### Given instruction
Format as a numbered list the entries from the line with "legend-label: P2 (503, 83, 582, 157)" to the line with "series-line (320, 287, 1953, 1126)", both included, with any blank lines left out.
_ _ _ _ _ _ _
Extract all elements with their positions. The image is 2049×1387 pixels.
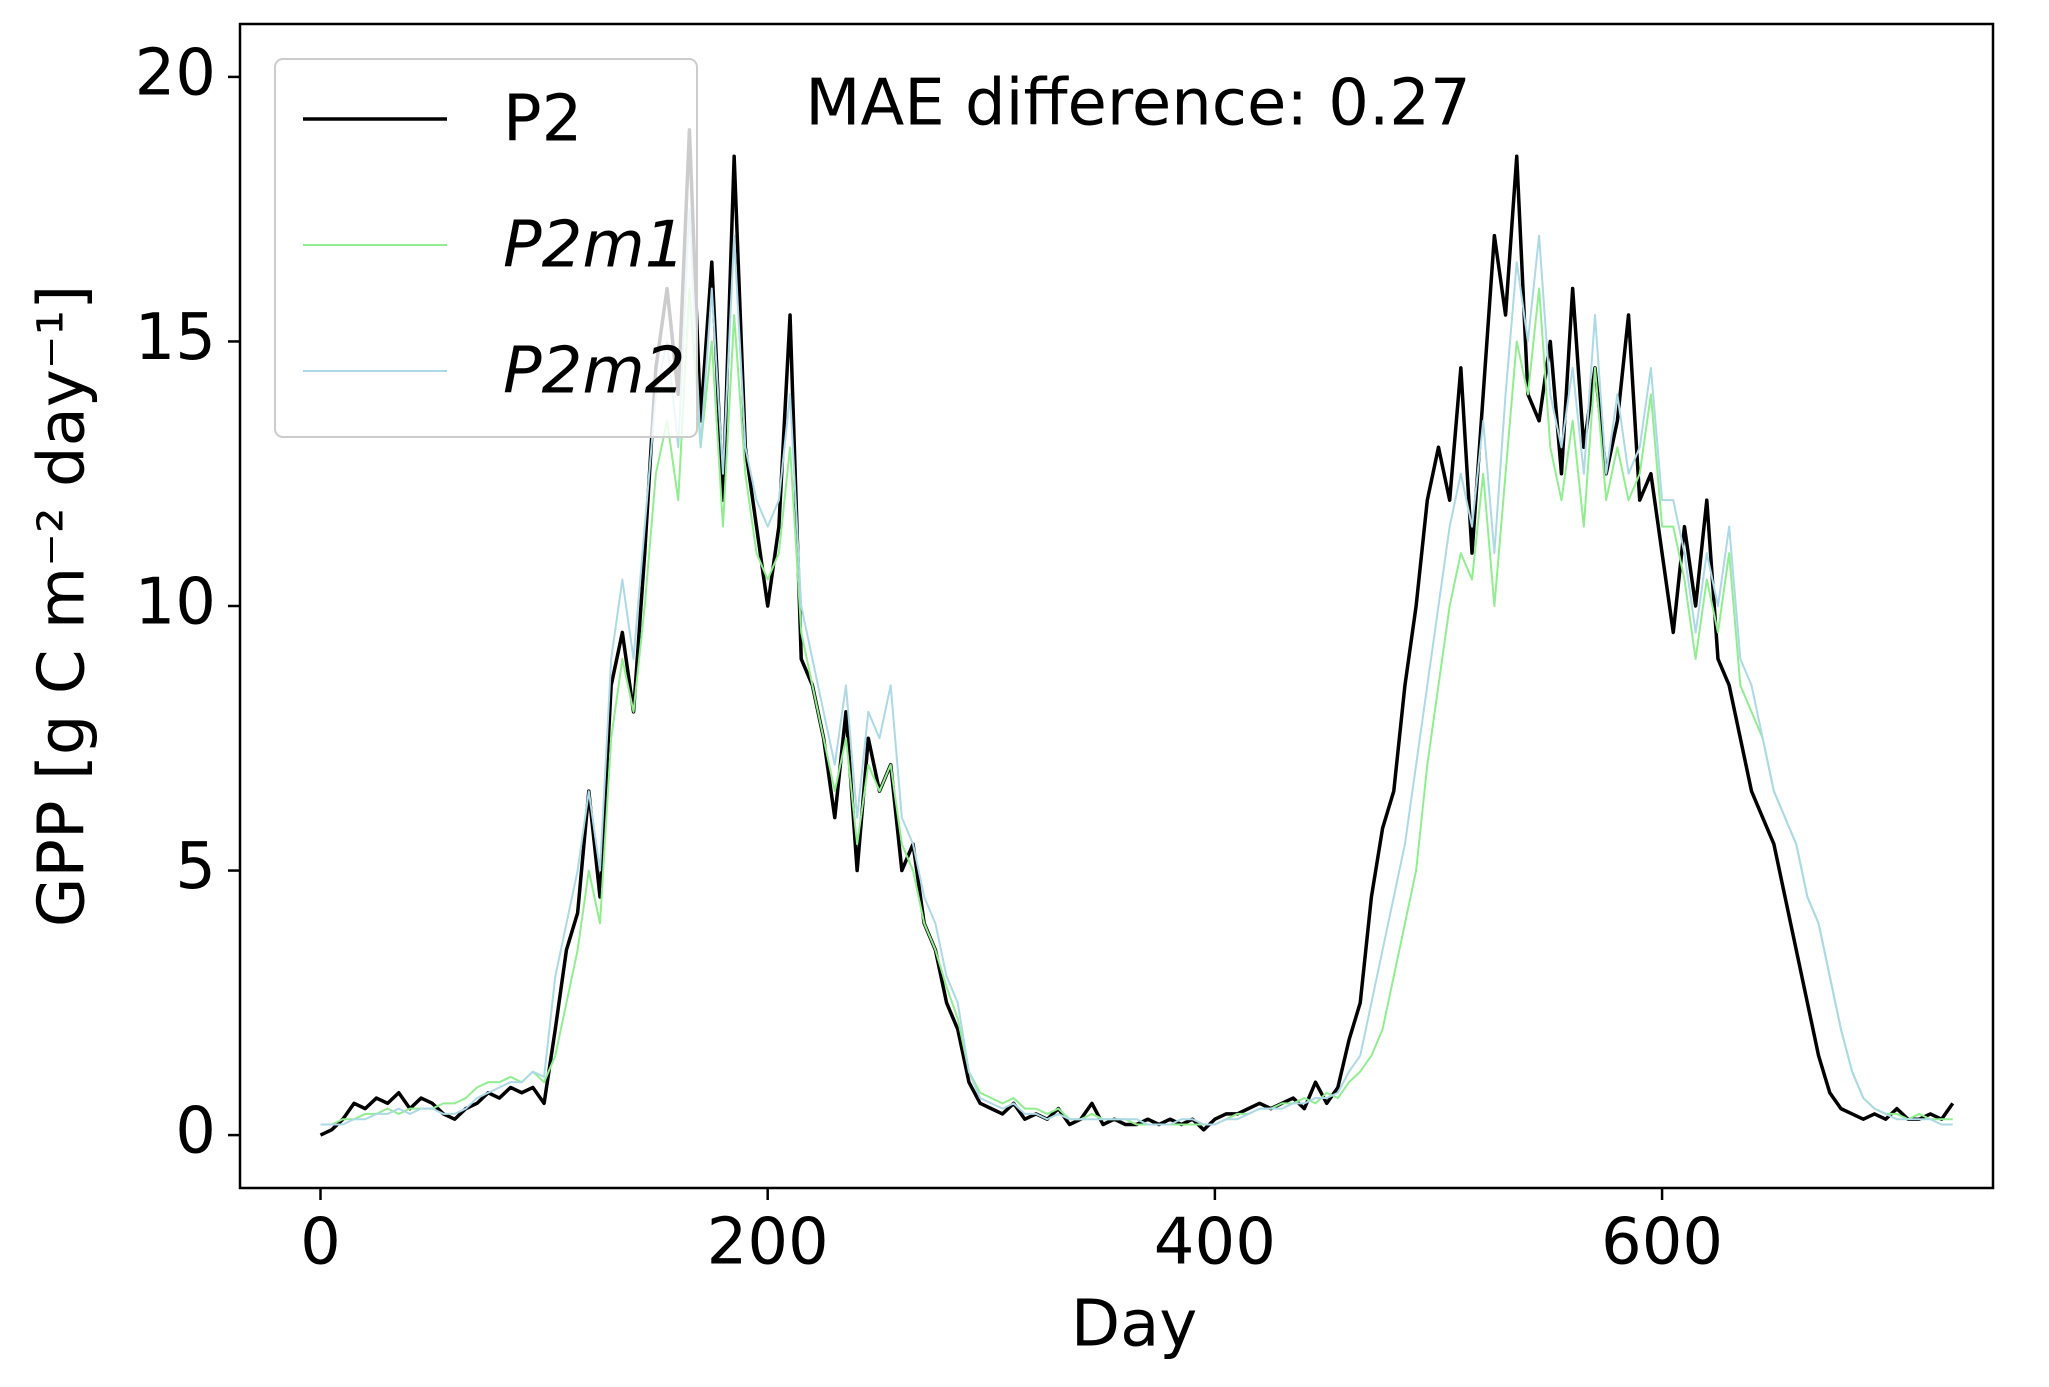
legend-label: P2 (503, 83, 582, 157)
legend-label: P2m1 (503, 209, 685, 283)
y-tick-label: 5 (175, 830, 216, 904)
x-tick-label: 0 (300, 1206, 341, 1280)
x-tick-label: 200 (707, 1206, 829, 1280)
x-tick-label: 600 (1601, 1206, 1723, 1280)
legend-box (274, 58, 698, 438)
y-tick-label: 15 (135, 301, 216, 375)
series-line (320, 287, 1953, 1126)
legend-label: P2m2 (503, 335, 685, 409)
x-tick-label: 400 (1154, 1206, 1276, 1280)
series-line (320, 208, 1953, 1126)
x-axis-label: Day (1071, 1288, 1197, 1362)
y-tick-label: 0 (175, 1095, 216, 1169)
y-tick-label: 20 (135, 36, 216, 110)
annotation: MAE difference: 0.27 (805, 67, 1470, 141)
y-tick-label: 10 (135, 566, 216, 640)
y-axis-label: GPP [g C m⁻² day⁻¹] (26, 285, 100, 927)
_ _ _ _ _ _ _
### Problem solution
1. legend-label: P2 (503, 83, 582, 157)
2. legend-label: P2m1 (503, 209, 685, 283)
3. y-tick-label: 5 (175, 830, 216, 904)
4. x-tick-label: 0 (300, 1206, 341, 1280)
5. x-tick-label: 200 (707, 1206, 829, 1280)
6. x-tick-label: 600 (1601, 1206, 1723, 1280)
7. legend-box (274, 58, 698, 438)
8. y-tick-label: 15 (135, 301, 216, 375)
9. series-line (320, 287, 1953, 1126)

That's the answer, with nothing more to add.